** What is needed **
Reproduce the material in full, exactly as written.

[Dataset items]

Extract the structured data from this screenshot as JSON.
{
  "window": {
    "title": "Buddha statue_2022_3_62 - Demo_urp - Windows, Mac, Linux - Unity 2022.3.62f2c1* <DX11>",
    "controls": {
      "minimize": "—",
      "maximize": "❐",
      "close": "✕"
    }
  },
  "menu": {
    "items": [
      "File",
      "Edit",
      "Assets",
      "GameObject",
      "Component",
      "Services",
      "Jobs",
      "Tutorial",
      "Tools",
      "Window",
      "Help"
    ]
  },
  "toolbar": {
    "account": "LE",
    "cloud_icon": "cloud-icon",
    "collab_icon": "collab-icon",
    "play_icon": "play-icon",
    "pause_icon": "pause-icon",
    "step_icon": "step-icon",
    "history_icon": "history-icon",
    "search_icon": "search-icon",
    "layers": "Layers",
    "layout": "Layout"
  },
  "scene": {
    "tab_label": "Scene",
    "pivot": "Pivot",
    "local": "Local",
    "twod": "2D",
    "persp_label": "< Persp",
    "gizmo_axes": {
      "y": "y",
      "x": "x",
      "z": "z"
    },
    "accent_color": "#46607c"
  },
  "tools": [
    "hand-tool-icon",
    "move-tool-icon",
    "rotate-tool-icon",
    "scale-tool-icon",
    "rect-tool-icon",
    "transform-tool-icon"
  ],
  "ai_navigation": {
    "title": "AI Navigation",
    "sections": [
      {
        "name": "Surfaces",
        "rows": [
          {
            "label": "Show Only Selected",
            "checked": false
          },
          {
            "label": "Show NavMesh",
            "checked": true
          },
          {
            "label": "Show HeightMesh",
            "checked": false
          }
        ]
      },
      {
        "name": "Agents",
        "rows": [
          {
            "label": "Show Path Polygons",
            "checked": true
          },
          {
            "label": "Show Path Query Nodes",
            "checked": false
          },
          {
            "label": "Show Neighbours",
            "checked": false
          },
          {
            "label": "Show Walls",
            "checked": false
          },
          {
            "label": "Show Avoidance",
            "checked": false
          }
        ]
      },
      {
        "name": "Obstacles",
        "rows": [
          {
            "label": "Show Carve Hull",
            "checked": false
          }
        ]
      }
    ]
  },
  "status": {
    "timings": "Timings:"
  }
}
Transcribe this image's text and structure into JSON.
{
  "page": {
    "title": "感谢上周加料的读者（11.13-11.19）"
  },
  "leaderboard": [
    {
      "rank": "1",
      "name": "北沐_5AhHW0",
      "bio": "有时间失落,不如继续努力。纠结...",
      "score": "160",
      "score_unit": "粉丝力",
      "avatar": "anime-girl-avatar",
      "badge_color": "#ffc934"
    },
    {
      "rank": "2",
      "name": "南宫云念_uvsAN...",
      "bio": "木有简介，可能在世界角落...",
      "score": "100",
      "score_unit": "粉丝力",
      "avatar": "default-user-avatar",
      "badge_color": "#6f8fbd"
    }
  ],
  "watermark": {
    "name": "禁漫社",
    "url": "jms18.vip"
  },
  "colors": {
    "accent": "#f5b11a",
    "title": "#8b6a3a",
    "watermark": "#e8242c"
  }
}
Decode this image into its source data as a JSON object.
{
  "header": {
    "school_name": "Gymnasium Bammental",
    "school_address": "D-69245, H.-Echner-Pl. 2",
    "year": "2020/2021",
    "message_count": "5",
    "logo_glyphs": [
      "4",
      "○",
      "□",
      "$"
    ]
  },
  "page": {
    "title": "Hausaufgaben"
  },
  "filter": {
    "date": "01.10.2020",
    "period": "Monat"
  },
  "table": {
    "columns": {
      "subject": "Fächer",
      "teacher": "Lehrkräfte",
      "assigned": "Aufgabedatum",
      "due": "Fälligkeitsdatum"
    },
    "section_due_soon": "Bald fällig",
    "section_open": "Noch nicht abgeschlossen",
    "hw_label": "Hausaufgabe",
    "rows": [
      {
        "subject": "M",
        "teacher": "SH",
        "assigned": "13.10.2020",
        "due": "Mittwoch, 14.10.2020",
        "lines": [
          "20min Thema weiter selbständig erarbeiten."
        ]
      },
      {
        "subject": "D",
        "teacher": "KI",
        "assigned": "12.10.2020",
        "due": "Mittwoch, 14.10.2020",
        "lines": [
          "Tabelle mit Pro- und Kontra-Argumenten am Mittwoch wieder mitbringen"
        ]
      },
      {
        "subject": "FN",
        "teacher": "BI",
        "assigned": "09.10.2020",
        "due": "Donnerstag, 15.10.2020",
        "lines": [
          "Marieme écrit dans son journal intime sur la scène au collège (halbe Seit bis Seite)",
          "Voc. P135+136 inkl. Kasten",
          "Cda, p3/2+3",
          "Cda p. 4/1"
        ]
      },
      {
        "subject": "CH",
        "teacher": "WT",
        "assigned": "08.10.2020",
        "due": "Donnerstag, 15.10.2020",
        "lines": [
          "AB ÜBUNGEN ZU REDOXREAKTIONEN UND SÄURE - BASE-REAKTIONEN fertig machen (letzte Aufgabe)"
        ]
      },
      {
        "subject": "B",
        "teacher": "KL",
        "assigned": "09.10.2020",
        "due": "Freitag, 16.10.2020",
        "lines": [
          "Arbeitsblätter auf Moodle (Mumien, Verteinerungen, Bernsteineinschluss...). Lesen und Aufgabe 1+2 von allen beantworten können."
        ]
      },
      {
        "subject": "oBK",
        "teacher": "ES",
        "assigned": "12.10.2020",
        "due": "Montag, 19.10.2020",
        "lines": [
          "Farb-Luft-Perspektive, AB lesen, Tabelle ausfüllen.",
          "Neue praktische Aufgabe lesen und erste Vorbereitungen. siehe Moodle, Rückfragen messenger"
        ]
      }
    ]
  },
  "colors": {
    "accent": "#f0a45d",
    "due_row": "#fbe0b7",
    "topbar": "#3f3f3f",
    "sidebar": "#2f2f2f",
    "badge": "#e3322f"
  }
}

** Exercise answer **
Extract the structured data from this screenshot as JSON.
{
  "window": {
    "title": "Buddha statue_2022_3_62 - Demo_urp - Windows, Mac, Linux - Unity 2022.3.62f2c1* <DX11>",
    "controls": {
      "minimize": "—",
      "maximize": "❐",
      "close": "✕"
    }
  },
  "menu": {
    "items": [
      "File",
      "Edit",
      "Assets",
      "GameObject",
      "Component",
      "Services",
      "Jobs",
      "Tutorial",
      "Tools",
      "Window",
      "Help"
    ]
  },
  "toolbar": {
    "account": "LE",
    "cloud_icon": "cloud-icon",
    "collab_icon": "collab-icon",
    "play_icon": "play-icon",
    "pause_icon": "pause-icon",
    "step_icon": "step-icon",
    "history_icon": "history-icon",
    "search_icon": "search-icon",
    "layers": "Layers",
    "layout": "Layout"
  },
  "scene": {
    "tab_label": "Scene",
    "pivot": "Pivot",
    "local": "Local",
    "twod": "2D",
    "persp_label": "< Persp",
    "gizmo_axes": {
      "y": "y",
      "x": "x",
      "z": "z"
    },
    "accent_color": "#46607c"
  },
  "tools": [
    "hand-tool-icon",
    "move-tool-icon",
    "rotate-tool-icon",
    "scale-tool-icon",
    "rect-tool-icon",
    "transform-tool-icon"
  ],
  "ai_navigation": {
    "title": "AI Navigation",
    "sections": [
      {
        "name": "Surfaces",
        "rows": [
          {
            "label": "Show Only Selected",
            "checked": false
          },
          {
            "label": "Show NavMesh",
            "checked": true
          },
          {
            "label": "Show HeightMesh",
            "checked": false
          }
        ]
      },
      {
        "name": "Agents",
        "rows": [
          {
            "label": "Show Path Polygons",
            "checked": true
          },
          {
            "label": "Show Path Query Nodes",
            "checked": false
          },
          {
            "label": "Show Neighbours",
            "checked": false
          },
          {
            "label": "Show Walls",
            "checked": false
          },
          {
            "label": "Show Avoidance",
            "checked": false
          }
        ]
      },
      {
        "name": "Obstacles",
        "rows": [
          {
            "label": "Show Carve Hull",
            "checked": false
          }
        ]
      }
    ]
  },
  "status": {
    "timings": "Timings:"
  }
}
Transcribe this image's text and structure into JSON.
{
  "page": {
    "title": "感谢上周加料的读者（11.13-11.19）"
  },
  "leaderboard": [
    {
      "rank": "1",
      "name": "北沐_5AhHW0",
      "bio": "有时间失落,不如继续努力。纠结...",
      "score": "160",
      "score_unit": "粉丝力",
      "avatar": "anime-girl-avatar",
      "badge_color": "#ffc934"
    },
    {
      "rank": "2",
      "name": "南宫云念_uvsAN...",
      "bio": "木有简介，可能在世界角落...",
      "score": "100",
      "score_unit": "粉丝力",
      "avatar": "default-user-avatar",
      "badge_color": "#6f8fbd"
    }
  ],
  "watermark": {
    "name": "禁漫社",
    "url": "jms18.vip"
  },
  "colors": {
    "accent": "#f5b11a",
    "title": "#8b6a3a",
    "watermark": "#e8242c"
  }
}
Decode this image into its source data as a JSON object.
{
  "header": {
    "school_name": "Gymnasium Bammental",
    "school_address": "D-69245, H.-Echner-Pl. 2",
    "year": "2020/2021",
    "message_count": "5",
    "logo_glyphs": [
      "4",
      "○",
      "□",
      "$"
    ]
  },
  "page": {
    "title": "Hausaufgaben"
  },
  "filter": {
    "date": "01.10.2020",
    "period": "Monat"
  },
  "table": {
    "columns": {
      "subject": "Fächer",
      "teacher": "Lehrkräfte",
      "assigned": "Aufgabedatum",
      "due": "Fälligkeitsdatum"
    },
    "section_due_soon": "Bald fällig",
    "section_open": "Noch nicht abgeschlossen",
    "hw_label": "Hausaufgabe",
    "rows": [
      {
        "subject": "M",
        "teacher": "SH",
        "assigned": "13.10.2020",
        "due": "Mittwoch, 14.10.2020",
        "lines": [
          "20min Thema weiter selbständig erarbeiten."
        ]
      },
      {
        "subject": "D",
        "teacher": "KI",
        "assigned": "12.10.2020",
        "due": "Mittwoch, 14.10.2020",
        "lines": [
          "Tabelle mit Pro- und Kontra-Argumenten am Mittwoch wieder mitbringen"
        ]
      },
      {
        "subject": "FN",
        "teacher": "BI",
        "assigned": "09.10.2020",
        "due": "Donnerstag, 15.10.2020",
        "lines": [
          "Marieme écrit dans son journal intime sur la scène au collège (halbe Seit bis Seite)",
          "Voc. P135+136 inkl. Kasten",
          "Cda, p3/2+3",
          "Cda p. 4/1"
        ]
      },
      {
        "subject": "CH",
        "teacher": "WT",
        "assigned": "08.10.2020",
        "due": "Donnerstag, 15.10.2020",
        "lines": [
          "AB ÜBUNGEN ZU REDOXREAKTIONEN UND SÄURE - BASE-REAKTIONEN fertig machen (letzte Aufgabe)"
        ]
      },
      {
        "subject": "B",
        "teacher": "KL",
        "assigned": "09.10.2020",
        "due": "Freitag, 16.10.2020",
        "lines": [
          "Arbeitsblätter auf Moodle (Mumien, Verteinerungen, Bernsteineinschluss...). Lesen und Aufgabe 1+2 von allen beantworten können."
        ]
      },
      {
        "subject": "oBK",
        "teacher": "ES",
        "assigned": "12.10.2020",
        "due": "Montag, 19.10.2020",
        "lines": [
          "Farb-Luft-Perspektive, AB lesen, Tabelle ausfüllen.",
          "Neue praktische Aufgabe lesen und erste Vorbereitungen. siehe Moodle, Rückfragen messenger"
        ]
      }
    ]
  },
  "colors": {
    "accent": "#f0a45d",
    "due_row": "#fbe0b7",
    "topbar": "#3f3f3f",
    "sidebar": "#2f2f2f",
    "badge": "#e3322f"
  }
}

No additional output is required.